[WHAT TO DO]: Gather all lines in the entries below that include the word "Standard".

[THE RECORDS]:

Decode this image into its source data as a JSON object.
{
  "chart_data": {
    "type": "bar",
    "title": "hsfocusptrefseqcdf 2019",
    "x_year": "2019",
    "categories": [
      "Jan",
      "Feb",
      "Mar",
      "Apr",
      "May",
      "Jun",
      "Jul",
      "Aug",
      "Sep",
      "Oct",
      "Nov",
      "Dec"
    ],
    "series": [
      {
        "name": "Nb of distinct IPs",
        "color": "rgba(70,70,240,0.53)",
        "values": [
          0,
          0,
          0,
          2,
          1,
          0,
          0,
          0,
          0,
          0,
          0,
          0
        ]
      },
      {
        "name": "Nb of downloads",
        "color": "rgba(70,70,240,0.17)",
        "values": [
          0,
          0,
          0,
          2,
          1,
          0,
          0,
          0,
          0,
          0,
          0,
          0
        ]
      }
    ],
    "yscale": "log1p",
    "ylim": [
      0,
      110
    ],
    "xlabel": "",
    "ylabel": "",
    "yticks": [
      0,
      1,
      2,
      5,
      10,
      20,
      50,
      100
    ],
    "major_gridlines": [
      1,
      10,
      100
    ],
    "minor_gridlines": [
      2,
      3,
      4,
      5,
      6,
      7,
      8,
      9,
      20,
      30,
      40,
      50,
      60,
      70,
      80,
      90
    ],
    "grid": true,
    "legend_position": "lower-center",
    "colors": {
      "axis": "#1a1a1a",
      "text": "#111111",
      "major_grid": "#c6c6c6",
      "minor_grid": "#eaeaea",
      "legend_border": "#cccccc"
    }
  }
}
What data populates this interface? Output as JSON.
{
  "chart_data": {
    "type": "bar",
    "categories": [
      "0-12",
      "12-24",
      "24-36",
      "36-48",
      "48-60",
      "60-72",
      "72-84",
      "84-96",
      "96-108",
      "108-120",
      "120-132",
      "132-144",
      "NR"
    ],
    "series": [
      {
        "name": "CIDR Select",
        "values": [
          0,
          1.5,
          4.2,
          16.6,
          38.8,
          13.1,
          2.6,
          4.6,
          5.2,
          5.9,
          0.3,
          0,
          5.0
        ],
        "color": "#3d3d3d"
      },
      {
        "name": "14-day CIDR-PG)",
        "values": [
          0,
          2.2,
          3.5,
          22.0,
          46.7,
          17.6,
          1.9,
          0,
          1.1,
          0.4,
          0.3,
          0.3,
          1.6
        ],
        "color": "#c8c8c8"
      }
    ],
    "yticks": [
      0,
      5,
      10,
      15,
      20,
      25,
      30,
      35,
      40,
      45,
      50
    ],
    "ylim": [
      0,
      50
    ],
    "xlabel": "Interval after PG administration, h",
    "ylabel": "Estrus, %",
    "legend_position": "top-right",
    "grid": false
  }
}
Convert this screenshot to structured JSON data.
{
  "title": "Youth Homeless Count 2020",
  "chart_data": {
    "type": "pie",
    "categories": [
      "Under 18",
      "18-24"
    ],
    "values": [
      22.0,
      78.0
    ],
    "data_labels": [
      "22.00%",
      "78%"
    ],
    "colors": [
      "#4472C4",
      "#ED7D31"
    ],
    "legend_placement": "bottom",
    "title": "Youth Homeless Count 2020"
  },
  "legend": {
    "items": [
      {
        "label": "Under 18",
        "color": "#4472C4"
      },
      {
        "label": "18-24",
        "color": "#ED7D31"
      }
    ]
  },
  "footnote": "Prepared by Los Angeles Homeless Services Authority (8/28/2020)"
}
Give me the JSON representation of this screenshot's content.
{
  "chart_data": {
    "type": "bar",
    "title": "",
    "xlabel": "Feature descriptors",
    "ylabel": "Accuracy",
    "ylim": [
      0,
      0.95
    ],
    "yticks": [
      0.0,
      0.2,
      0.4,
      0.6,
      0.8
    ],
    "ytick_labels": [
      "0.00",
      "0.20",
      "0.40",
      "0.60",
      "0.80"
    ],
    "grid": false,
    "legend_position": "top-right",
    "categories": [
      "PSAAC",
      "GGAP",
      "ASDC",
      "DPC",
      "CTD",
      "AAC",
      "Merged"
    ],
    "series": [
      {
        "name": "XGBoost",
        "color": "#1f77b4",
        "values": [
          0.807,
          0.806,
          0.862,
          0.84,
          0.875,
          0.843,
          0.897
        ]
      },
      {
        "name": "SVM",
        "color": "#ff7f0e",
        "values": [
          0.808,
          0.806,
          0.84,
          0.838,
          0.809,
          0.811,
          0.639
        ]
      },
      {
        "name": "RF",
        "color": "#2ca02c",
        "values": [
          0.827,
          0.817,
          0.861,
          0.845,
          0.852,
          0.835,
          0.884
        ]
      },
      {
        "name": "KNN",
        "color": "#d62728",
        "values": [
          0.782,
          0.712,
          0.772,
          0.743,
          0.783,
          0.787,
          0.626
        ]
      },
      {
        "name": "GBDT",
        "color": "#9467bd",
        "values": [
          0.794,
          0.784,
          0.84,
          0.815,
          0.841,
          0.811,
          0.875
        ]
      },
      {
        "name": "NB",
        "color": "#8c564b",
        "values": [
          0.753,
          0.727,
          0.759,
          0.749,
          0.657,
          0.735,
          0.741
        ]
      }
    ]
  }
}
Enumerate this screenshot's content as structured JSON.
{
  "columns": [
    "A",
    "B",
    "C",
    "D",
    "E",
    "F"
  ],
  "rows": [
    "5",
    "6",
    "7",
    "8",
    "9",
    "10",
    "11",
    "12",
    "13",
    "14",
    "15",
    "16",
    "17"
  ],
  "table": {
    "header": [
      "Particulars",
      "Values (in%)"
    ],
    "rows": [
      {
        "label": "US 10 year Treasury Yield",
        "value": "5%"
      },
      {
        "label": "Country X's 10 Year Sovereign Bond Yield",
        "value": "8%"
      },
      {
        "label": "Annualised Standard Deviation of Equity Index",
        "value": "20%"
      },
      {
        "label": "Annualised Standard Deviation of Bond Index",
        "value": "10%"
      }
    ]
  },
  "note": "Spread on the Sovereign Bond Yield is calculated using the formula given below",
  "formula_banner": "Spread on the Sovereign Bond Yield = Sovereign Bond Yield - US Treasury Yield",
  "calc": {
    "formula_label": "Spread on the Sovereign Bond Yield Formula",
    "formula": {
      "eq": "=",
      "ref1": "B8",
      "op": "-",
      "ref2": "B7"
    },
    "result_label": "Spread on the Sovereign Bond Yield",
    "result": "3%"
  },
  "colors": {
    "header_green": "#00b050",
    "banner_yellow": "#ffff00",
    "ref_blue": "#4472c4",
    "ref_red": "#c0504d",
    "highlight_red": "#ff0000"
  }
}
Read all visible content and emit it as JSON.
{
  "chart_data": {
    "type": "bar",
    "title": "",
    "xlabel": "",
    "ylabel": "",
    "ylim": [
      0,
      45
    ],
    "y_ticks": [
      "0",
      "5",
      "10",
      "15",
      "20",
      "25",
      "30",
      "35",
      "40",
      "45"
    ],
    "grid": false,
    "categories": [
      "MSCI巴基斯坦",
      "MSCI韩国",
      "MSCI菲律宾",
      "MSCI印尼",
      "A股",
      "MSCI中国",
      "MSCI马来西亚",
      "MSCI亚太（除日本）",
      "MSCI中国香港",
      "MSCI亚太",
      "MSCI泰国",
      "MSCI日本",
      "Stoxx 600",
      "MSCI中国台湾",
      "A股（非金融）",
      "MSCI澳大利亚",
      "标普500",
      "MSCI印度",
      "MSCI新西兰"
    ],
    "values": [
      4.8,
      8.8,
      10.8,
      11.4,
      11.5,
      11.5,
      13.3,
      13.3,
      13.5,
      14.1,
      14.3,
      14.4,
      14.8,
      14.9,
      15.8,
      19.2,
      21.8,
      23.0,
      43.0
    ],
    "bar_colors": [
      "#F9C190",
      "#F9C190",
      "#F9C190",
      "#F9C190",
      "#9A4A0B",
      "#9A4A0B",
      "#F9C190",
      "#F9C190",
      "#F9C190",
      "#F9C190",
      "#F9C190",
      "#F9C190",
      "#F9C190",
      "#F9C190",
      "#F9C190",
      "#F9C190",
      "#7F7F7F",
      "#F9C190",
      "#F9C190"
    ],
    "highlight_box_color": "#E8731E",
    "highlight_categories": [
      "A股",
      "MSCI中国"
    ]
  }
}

[REPLY]:
        "label": "Annualised Standard Deviation of Equity Index",
        "label": "Annualised Standard Deviation of Bond Index",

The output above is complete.